(Records from a data collection)

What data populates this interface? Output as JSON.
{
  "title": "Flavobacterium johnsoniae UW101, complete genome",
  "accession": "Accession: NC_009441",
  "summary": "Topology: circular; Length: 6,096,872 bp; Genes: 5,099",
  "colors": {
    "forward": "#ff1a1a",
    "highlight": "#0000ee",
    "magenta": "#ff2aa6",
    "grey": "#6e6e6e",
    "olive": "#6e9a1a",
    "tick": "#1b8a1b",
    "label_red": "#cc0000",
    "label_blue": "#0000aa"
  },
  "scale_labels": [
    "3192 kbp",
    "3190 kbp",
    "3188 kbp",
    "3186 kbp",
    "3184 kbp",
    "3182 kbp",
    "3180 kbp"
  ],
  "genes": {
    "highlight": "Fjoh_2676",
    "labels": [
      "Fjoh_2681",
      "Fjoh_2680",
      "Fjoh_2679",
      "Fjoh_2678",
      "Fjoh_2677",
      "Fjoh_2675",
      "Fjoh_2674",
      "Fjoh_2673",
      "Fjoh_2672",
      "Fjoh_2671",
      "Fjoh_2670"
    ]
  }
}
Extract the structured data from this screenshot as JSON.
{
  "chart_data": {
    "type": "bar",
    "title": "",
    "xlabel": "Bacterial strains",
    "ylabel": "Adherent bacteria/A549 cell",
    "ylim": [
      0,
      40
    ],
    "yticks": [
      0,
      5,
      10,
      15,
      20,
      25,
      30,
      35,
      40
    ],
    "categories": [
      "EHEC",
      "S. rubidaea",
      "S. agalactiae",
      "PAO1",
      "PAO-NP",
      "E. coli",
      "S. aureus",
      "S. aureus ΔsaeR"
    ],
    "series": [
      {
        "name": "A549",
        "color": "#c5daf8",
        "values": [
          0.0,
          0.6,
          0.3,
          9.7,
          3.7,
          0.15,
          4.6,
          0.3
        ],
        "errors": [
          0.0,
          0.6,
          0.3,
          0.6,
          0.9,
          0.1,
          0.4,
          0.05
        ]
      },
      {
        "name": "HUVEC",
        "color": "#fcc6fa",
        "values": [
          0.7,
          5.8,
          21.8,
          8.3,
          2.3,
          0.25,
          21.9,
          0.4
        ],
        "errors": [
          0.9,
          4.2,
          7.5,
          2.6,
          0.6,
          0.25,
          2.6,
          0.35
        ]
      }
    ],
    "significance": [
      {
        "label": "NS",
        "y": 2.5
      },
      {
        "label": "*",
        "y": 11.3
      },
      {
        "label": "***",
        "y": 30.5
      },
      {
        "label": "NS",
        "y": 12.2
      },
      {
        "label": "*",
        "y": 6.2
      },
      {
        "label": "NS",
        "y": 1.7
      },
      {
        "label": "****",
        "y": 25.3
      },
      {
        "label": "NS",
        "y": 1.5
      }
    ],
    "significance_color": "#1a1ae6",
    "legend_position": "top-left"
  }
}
...
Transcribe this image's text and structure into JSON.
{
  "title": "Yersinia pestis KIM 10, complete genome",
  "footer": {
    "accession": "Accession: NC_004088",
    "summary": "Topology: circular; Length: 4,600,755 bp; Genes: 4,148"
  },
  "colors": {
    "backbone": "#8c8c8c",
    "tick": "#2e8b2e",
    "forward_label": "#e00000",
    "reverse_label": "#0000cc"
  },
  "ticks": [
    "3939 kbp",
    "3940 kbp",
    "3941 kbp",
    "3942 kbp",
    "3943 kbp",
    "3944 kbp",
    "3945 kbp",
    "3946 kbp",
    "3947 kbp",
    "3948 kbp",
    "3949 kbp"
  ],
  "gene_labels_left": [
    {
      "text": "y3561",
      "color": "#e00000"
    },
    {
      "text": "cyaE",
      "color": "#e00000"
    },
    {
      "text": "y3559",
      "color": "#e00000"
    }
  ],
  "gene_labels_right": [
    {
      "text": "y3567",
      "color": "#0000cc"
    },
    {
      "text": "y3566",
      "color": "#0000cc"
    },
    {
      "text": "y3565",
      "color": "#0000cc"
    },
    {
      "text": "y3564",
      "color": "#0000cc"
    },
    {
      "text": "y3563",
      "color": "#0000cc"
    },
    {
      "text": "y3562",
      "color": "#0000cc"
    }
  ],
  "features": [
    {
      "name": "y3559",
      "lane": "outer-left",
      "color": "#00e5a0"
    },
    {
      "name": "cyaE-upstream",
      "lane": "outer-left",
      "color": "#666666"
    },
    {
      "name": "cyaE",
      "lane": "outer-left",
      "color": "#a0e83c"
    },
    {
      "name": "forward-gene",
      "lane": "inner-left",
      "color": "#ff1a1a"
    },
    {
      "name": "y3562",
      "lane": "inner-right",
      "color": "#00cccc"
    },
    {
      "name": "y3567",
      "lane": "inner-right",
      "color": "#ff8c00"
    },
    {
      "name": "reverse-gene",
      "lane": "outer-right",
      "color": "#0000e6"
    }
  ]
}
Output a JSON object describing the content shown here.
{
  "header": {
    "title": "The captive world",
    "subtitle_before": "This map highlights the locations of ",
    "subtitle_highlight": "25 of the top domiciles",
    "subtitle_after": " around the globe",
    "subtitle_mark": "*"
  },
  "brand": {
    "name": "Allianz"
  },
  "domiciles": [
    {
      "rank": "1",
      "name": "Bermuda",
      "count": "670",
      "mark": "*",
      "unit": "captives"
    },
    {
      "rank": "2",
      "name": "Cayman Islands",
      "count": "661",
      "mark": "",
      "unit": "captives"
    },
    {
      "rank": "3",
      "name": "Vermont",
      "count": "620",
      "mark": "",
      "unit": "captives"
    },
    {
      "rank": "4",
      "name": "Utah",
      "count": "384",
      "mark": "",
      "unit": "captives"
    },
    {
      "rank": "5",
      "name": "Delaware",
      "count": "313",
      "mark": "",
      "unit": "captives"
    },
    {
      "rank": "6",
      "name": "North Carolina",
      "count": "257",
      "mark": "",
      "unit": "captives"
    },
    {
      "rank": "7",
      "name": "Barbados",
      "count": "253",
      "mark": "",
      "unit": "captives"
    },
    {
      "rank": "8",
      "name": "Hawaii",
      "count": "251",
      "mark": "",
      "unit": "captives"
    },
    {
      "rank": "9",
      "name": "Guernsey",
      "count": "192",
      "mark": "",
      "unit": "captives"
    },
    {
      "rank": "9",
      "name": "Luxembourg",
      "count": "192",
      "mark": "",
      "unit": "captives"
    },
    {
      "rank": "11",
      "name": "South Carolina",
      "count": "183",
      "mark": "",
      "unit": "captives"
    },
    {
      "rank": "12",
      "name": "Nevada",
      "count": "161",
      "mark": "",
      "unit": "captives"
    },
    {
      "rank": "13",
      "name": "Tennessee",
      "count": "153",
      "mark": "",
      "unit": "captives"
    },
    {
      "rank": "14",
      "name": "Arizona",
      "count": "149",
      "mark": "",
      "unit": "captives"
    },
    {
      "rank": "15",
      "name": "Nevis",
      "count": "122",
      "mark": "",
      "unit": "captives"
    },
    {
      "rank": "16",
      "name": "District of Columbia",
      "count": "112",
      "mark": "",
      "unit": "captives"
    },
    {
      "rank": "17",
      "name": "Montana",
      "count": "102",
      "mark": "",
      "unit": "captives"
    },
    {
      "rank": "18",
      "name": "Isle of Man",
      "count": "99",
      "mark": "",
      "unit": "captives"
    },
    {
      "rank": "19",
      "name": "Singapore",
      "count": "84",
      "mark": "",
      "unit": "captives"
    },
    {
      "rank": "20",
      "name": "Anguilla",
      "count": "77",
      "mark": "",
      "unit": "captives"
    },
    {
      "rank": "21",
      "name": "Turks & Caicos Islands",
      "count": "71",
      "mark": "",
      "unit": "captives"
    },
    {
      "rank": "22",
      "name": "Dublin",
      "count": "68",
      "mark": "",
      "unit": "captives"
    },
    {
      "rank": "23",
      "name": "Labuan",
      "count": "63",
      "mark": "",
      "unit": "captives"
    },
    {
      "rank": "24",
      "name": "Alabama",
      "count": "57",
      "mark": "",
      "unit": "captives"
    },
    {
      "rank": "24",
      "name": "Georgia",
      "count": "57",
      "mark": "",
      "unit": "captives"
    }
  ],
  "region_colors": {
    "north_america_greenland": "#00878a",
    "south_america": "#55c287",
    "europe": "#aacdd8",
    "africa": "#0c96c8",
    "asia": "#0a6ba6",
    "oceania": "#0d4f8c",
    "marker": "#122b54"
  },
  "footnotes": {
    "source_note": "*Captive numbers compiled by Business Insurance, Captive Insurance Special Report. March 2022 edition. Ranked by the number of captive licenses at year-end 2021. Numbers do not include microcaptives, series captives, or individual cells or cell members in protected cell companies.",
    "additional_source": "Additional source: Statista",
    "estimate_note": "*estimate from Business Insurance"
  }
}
---
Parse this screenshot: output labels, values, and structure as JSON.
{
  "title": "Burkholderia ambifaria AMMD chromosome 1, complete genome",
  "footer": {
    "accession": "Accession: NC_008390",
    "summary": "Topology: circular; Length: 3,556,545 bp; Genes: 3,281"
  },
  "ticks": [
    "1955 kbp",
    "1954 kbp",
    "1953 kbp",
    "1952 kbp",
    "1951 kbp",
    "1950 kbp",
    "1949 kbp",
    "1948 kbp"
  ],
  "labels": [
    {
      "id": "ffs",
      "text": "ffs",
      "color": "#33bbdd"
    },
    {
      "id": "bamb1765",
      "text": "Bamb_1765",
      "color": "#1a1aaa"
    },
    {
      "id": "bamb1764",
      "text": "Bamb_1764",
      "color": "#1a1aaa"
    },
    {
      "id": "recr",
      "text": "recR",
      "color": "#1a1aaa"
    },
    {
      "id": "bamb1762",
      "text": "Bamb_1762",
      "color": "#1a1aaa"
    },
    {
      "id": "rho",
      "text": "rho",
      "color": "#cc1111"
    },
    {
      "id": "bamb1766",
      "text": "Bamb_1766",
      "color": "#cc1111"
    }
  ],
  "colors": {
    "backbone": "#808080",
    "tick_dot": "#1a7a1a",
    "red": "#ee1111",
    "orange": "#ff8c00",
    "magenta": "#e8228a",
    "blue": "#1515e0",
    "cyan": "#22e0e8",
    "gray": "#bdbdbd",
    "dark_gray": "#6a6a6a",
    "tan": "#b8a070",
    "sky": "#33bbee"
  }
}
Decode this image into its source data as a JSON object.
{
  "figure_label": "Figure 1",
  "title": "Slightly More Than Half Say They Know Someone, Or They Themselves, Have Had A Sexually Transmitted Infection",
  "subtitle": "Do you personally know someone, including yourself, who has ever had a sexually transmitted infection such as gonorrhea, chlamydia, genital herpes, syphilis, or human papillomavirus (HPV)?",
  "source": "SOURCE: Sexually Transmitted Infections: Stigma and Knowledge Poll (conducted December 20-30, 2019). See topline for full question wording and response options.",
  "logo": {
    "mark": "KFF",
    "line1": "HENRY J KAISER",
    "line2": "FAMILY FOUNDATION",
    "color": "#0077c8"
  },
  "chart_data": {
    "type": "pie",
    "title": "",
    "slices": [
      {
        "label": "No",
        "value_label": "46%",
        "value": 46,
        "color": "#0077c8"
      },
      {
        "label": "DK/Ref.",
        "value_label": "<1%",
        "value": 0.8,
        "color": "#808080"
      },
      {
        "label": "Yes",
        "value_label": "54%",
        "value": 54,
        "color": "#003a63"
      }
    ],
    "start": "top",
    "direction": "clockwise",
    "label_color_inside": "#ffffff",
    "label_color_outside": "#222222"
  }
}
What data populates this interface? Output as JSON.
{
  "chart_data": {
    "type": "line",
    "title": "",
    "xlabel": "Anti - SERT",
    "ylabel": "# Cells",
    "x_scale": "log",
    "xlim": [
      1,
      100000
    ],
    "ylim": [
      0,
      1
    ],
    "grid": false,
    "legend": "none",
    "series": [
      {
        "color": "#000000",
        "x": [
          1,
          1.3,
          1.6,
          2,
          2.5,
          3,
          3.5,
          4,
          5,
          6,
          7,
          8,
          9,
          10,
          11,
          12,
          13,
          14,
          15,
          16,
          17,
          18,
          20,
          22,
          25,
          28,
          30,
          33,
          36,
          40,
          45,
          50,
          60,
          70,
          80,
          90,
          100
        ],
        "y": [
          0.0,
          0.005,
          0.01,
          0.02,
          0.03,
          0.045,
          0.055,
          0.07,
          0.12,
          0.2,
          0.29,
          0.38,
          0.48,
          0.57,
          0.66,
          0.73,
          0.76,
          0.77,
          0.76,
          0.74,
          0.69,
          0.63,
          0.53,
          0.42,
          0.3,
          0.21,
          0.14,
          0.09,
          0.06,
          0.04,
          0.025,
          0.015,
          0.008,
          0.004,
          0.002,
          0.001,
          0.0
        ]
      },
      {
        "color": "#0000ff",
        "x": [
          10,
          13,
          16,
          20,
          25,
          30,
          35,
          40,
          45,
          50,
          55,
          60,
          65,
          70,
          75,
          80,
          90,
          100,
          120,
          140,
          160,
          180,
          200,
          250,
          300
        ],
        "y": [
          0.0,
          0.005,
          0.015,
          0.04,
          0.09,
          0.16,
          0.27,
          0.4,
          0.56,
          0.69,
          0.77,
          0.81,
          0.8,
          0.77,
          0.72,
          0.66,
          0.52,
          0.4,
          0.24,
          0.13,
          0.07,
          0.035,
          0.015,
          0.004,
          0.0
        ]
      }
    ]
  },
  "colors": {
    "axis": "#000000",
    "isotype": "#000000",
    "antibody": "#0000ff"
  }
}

● **WORK INSTRUCTIONS**
One number only, please: the count of lines in the data that hold the word "screenshot".

● **EXERCISE RESULT**
2